▸ REQUIREMENT:
Scan the following material for the string "June" and copy each line in which it appears.

Extracted records

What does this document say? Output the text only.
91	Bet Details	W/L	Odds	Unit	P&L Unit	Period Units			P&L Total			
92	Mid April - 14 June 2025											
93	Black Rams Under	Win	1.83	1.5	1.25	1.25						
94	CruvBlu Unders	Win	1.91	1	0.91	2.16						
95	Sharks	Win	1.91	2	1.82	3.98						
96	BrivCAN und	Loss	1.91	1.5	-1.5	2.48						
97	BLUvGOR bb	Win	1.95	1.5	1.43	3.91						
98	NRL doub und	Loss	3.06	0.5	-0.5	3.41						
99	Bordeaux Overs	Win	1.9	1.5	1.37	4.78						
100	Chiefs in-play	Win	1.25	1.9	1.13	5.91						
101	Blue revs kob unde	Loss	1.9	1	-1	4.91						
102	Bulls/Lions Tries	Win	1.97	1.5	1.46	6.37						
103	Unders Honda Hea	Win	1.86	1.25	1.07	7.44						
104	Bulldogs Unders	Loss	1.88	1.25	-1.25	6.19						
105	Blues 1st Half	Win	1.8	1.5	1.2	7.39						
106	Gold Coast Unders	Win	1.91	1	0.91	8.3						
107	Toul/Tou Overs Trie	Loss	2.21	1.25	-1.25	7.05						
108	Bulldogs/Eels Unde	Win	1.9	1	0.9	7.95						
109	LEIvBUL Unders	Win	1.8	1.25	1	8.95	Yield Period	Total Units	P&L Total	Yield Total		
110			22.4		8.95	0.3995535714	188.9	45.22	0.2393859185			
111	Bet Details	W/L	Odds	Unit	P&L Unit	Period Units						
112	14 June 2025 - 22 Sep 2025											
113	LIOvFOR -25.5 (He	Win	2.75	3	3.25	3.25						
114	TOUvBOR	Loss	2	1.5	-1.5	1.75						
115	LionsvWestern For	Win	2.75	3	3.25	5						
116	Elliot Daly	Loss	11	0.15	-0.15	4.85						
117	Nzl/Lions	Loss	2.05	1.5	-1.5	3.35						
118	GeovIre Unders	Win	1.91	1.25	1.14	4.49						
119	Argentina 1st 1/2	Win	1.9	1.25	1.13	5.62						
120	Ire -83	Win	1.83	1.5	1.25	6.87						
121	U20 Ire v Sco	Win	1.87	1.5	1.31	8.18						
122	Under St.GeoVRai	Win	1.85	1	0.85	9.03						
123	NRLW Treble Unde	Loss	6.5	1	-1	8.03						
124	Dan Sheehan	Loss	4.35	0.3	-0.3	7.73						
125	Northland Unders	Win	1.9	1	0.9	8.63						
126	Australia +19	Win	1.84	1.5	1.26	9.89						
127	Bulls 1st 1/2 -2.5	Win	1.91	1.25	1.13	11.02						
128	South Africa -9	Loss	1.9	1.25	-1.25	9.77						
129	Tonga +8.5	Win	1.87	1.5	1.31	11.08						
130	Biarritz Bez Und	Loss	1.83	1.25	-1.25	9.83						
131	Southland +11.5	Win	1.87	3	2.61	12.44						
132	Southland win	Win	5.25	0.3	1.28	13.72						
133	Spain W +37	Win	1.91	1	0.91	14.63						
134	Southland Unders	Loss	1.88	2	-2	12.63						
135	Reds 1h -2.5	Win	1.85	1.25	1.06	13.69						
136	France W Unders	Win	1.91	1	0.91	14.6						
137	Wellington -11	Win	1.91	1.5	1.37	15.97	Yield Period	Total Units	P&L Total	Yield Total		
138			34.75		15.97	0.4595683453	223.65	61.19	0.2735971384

▸ THE SOLUTION:
92	Mid April - 14 June 2025											
112	14 June 2025 - 22 Sep 2025											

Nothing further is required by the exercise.